Instructions for the task: Put every line of the items below into a Markdown table with two columns, No. and Line. Number the rows in order and skip blank lines.

Records supplied:
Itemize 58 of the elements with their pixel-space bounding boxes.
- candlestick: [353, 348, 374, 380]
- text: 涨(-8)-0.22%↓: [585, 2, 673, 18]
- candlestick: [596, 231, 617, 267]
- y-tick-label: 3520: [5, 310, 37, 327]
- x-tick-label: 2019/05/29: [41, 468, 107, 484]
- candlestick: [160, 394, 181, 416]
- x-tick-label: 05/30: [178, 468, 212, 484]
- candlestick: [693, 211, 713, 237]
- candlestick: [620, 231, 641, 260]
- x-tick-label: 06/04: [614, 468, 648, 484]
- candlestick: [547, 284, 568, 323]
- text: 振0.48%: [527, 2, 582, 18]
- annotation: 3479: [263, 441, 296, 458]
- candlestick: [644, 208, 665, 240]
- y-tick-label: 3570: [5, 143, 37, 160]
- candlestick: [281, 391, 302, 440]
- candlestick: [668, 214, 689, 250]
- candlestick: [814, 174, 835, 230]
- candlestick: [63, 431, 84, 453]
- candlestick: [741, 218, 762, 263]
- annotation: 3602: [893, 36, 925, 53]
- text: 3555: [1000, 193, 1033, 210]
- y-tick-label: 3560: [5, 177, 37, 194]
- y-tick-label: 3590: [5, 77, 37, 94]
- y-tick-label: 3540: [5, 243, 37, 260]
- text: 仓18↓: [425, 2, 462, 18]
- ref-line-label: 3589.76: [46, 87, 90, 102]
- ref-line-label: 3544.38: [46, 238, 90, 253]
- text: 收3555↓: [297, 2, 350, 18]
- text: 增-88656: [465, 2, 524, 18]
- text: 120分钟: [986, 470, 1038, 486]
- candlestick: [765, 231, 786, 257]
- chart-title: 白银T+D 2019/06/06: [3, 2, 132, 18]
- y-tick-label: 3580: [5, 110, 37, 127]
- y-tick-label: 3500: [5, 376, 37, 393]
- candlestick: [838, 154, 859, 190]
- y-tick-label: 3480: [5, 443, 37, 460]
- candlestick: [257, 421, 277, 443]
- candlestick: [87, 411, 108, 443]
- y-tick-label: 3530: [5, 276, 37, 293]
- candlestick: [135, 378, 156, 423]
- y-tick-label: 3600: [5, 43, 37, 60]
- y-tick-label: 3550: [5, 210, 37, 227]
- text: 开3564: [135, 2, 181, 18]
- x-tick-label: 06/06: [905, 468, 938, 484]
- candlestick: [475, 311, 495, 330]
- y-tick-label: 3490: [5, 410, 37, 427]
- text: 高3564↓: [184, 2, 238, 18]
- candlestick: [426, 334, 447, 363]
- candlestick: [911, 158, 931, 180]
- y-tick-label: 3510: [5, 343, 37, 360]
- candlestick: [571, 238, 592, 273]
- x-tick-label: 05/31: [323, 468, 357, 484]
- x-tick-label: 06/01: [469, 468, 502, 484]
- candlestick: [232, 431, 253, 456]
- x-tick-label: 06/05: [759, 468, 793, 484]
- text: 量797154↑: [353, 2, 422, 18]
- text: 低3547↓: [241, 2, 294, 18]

Output of the task:
| No. | Line |
|---|---|
| 1 | Itemize 58 of the elements with their pixel-space bounding boxes. |
| 2 | - candlestick: [353, 348, 374, 380] |
| 3 | - text: 涨(-8)-0.22%↓: [585, 2, 673, 18] |
| 4 | - candlestick: [596, 231, 617, 267] |
| 5 | - y-tick-label: 3520: [5, 310, 37, 327] |
| 6 | - x-tick-label: 2019/05/29: [41, 468, 107, 484] |
| 7 | - candlestick: [160, 394, 181, 416] |
| 8 | - x-tick-label: 05/30: [178, 468, 212, 484] |
| 9 | - candlestick: [693, 211, 713, 237] |
| 10 | - candlestick: [620, 231, 641, 260] |
| 11 | - x-tick-label: 06/04: [614, 468, 648, 484] |
| 12 | - candlestick: [547, 284, 568, 323] |
| 13 | - text: 振0.48%: [527, 2, 582, 18] |
| 14 | - annotation: 3479: [263, 441, 296, 458] |
| 15 | - candlestick: [644, 208, 665, 240] |
| 16 | - y-tick-label: 3570: [5, 143, 37, 160] |
| 17 | - candlestick: [281, 391, 302, 440] |
| 18 | - candlestick: [668, 214, 689, 250] |
| 19 | - candlestick: [814, 174, 835, 230] |
| 20 | - candlestick: [63, 431, 84, 453] |
| 21 | - candlestick: [741, 218, 762, 263] |
| 22 | - annotation: 3602: [893, 36, 925, 53] |
| 23 | - text: 3555: [1000, 193, 1033, 210] |
| 24 | - y-tick-label: 3560: [5, 177, 37, 194] |
| 25 | - y-tick-label: 3590: [5, 77, 37, 94] |
| 26 | - y-tick-label: 3540: [5, 243, 37, 260] |
| 27 | - text: 仓18↓: [425, 2, 462, 18] |
| 28 | - ref-line-label: 3589.76: [46, 87, 90, 102] |
| 29 | - ref-line-label: 3544.38: [46, 238, 90, 253] |
| 30 | - text: 收3555↓: [297, 2, 350, 18] |
| 31 | - text: 增-88656: [465, 2, 524, 18] |
| 32 | - text: 120分钟: [986, 470, 1038, 486] |
| 33 | - candlestick: [765, 231, 786, 257] |
| 34 | - chart-title: 白银T+D 2019/06/06: [3, 2, 132, 18] |
| 35 | - y-tick-label: 3580: [5, 110, 37, 127] |
| 36 | - y-tick-label: 3500: [5, 376, 37, 393] |
| 37 | - candlestick: [838, 154, 859, 190] |
| 38 | - y-tick-label: 3480: [5, 443, 37, 460] |
| 39 | - candlestick: [257, 421, 277, 443] |
| 40 | - candlestick: [87, 411, 108, 443] |
| 41 | - y-tick-label: 3530: [5, 276, 37, 293] |
| 42 | - candlestick: [135, 378, 156, 423] |
| 43 | - y-tick-label: 3600: [5, 43, 37, 60] |
| 44 | - y-tick-label: 3550: [5, 210, 37, 227] |
| 45 | - text: 开3564: [135, 2, 181, 18] |
| 46 | - x-tick-label: 06/06: [905, 468, 938, 484] |
| 47 | - candlestick: [475, 311, 495, 330] |
| 48 | - y-tick-label: 3490: [5, 410, 37, 427] |
| 49 | - text: 高3564↓: [184, 2, 238, 18] |
| 50 | - candlestick: [426, 334, 447, 363] |
| 51 | - candlestick: [911, 158, 931, 180] |
| 52 | - y-tick-label: 3510: [5, 343, 37, 360] |
| 53 | - candlestick: [571, 238, 592, 273] |
| 54 | - x-tick-label: 05/31: [323, 468, 357, 484] |
| 55 | - x-tick-label: 06/01: [469, 468, 502, 484] |
| 56 | - candlestick: [232, 431, 253, 456] |
| 57 | - x-tick-label: 06/05: [759, 468, 793, 484] |
| 58 | - text: 量797154↑: [353, 2, 422, 18] |
| 59 | - text: 低3547↓: [241, 2, 294, 18] |